- _Task details_
Please copy the rows word for word, from the line with "Annotate this image: element" through the line with "insert-mode-indicator: INS [452, 438, 482, 455]", including both.

- _Provided material_
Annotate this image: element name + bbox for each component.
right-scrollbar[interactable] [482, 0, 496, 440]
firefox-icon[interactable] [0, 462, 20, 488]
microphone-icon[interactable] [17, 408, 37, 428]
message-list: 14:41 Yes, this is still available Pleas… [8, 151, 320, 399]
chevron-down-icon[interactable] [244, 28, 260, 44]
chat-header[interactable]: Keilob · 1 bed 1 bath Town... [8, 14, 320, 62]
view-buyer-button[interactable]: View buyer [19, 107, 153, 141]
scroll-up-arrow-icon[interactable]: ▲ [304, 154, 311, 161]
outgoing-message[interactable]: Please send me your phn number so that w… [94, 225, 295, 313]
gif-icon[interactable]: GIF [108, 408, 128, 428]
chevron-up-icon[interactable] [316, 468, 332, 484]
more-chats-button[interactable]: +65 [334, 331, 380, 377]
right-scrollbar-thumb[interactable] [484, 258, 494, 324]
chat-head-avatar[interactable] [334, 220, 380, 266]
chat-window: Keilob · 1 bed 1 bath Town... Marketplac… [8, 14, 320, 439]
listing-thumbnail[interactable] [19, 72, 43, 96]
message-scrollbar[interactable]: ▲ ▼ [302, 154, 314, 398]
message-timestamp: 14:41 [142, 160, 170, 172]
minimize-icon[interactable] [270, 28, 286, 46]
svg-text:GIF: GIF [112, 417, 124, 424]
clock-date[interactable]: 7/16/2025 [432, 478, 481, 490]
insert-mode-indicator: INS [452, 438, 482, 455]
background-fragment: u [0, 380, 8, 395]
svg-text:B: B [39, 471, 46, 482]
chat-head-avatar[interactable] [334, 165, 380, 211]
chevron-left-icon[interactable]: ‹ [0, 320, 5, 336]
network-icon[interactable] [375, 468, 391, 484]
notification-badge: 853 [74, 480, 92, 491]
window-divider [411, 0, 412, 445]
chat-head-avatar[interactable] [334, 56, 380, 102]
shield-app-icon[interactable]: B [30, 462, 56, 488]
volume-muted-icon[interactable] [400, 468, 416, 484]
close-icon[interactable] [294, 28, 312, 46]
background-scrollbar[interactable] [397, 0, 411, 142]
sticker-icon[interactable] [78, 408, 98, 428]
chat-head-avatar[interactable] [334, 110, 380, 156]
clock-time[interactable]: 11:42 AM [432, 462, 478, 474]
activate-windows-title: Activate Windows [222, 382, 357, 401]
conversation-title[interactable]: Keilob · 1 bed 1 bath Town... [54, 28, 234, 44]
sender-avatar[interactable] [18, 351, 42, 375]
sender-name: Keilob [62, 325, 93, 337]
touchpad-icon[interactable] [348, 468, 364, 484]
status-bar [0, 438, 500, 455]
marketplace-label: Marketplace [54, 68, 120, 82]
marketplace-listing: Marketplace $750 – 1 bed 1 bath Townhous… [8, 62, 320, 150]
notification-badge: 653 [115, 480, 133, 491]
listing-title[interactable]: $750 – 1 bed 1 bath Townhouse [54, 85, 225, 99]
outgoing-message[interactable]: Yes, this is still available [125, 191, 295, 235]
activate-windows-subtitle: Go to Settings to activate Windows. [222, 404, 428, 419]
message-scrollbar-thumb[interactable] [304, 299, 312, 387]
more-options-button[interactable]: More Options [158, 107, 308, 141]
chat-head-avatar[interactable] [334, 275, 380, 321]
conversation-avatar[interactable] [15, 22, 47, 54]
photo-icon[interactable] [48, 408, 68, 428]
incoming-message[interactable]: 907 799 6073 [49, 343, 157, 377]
--
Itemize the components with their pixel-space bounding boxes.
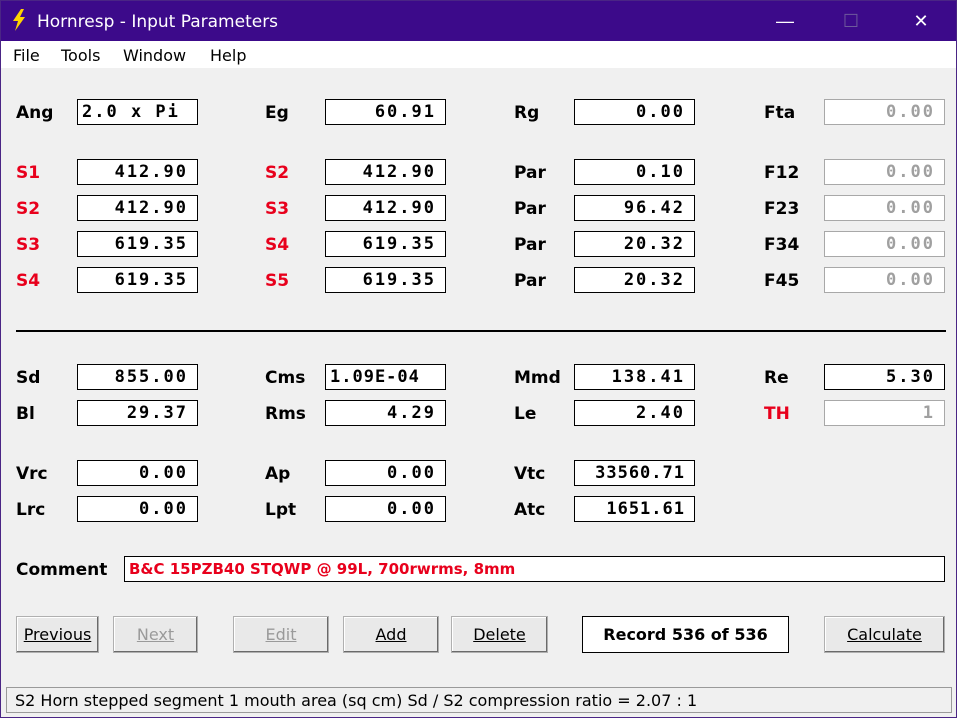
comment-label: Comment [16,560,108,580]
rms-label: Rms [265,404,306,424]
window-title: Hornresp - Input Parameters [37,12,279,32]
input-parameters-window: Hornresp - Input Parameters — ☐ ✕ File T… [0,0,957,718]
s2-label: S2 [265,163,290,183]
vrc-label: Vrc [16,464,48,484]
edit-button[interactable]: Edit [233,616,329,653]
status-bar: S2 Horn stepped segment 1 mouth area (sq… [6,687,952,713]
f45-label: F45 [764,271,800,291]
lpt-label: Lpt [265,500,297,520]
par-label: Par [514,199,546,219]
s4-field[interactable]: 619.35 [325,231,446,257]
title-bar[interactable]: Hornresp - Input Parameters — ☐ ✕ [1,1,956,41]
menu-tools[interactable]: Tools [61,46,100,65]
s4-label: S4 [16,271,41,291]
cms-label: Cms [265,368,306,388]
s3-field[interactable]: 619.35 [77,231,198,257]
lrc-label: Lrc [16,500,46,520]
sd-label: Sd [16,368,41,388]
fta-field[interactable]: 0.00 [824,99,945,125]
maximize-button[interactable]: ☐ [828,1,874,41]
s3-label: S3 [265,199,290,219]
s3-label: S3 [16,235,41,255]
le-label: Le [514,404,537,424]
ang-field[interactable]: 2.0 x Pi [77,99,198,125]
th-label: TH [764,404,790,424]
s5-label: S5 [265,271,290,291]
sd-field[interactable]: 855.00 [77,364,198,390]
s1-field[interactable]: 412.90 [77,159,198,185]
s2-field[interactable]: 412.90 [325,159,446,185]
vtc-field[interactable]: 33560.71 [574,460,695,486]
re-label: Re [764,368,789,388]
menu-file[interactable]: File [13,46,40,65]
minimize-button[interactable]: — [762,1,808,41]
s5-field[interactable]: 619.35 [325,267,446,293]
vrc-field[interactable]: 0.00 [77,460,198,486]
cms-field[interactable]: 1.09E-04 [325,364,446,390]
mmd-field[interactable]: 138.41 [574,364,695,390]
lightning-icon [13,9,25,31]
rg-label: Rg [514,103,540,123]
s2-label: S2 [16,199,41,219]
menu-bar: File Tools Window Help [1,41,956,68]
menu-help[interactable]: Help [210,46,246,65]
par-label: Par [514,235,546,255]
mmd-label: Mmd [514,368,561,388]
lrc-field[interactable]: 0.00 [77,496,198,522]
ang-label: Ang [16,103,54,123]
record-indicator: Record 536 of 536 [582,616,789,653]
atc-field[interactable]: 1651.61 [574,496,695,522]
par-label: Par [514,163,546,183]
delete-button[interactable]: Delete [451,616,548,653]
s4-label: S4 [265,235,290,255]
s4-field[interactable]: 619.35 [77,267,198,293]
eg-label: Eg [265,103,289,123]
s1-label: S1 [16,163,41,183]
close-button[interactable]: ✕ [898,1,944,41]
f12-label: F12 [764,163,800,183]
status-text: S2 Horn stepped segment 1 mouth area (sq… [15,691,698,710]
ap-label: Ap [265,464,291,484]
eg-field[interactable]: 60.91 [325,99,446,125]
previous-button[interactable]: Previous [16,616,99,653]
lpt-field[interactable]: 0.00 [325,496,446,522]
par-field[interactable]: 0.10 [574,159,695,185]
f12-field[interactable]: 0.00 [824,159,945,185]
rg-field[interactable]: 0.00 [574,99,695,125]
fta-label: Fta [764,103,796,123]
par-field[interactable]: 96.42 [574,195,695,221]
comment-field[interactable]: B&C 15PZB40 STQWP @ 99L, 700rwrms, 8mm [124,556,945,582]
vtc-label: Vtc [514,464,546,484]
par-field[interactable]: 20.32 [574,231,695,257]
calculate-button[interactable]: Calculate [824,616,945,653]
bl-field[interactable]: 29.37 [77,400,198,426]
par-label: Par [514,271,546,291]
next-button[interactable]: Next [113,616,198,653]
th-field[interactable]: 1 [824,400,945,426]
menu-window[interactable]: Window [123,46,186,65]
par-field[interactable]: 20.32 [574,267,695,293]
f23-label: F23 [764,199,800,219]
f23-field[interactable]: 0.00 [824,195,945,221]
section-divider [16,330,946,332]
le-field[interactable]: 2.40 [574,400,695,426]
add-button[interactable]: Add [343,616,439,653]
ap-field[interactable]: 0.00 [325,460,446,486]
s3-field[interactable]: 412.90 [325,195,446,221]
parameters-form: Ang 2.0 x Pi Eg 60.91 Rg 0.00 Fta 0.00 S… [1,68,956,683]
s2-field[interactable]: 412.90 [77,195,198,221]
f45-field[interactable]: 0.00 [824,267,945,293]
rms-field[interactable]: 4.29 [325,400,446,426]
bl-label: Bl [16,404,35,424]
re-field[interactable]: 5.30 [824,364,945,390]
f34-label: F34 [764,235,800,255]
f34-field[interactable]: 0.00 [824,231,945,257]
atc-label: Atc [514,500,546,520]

- _Result of this exercise_
Annotate this image: element name + bbox for each component.
right-scrollbar[interactable] [482, 0, 496, 440]
firefox-icon[interactable] [0, 462, 20, 488]
microphone-icon[interactable] [17, 408, 37, 428]
message-list: 14:41 Yes, this is still available Pleas… [8, 151, 320, 399]
chevron-down-icon[interactable] [244, 28, 260, 44]
chat-header[interactable]: Keilob · 1 bed 1 bath Town... [8, 14, 320, 62]
view-buyer-button[interactable]: View buyer [19, 107, 153, 141]
scroll-up-arrow-icon[interactable]: ▲ [304, 154, 311, 161]
outgoing-message[interactable]: Please send me your phn number so that w… [94, 225, 295, 313]
gif-icon[interactable]: GIF [108, 408, 128, 428]
chevron-up-icon[interactable] [316, 468, 332, 484]
more-chats-button[interactable]: +65 [334, 331, 380, 377]
right-scrollbar-thumb[interactable] [484, 258, 494, 324]
chat-head-avatar[interactable] [334, 220, 380, 266]
chat-window: Keilob · 1 bed 1 bath Town... Marketplac… [8, 14, 320, 439]
listing-thumbnail[interactable] [19, 72, 43, 96]
message-scrollbar[interactable]: ▲ ▼ [302, 154, 314, 398]
message-timestamp: 14:41 [142, 160, 170, 172]
minimize-icon[interactable] [270, 28, 286, 46]
svg-text:GIF: GIF [112, 417, 124, 424]
clock-date[interactable]: 7/16/2025 [432, 478, 481, 490]
insert-mode-indicator: INS [452, 438, 482, 455]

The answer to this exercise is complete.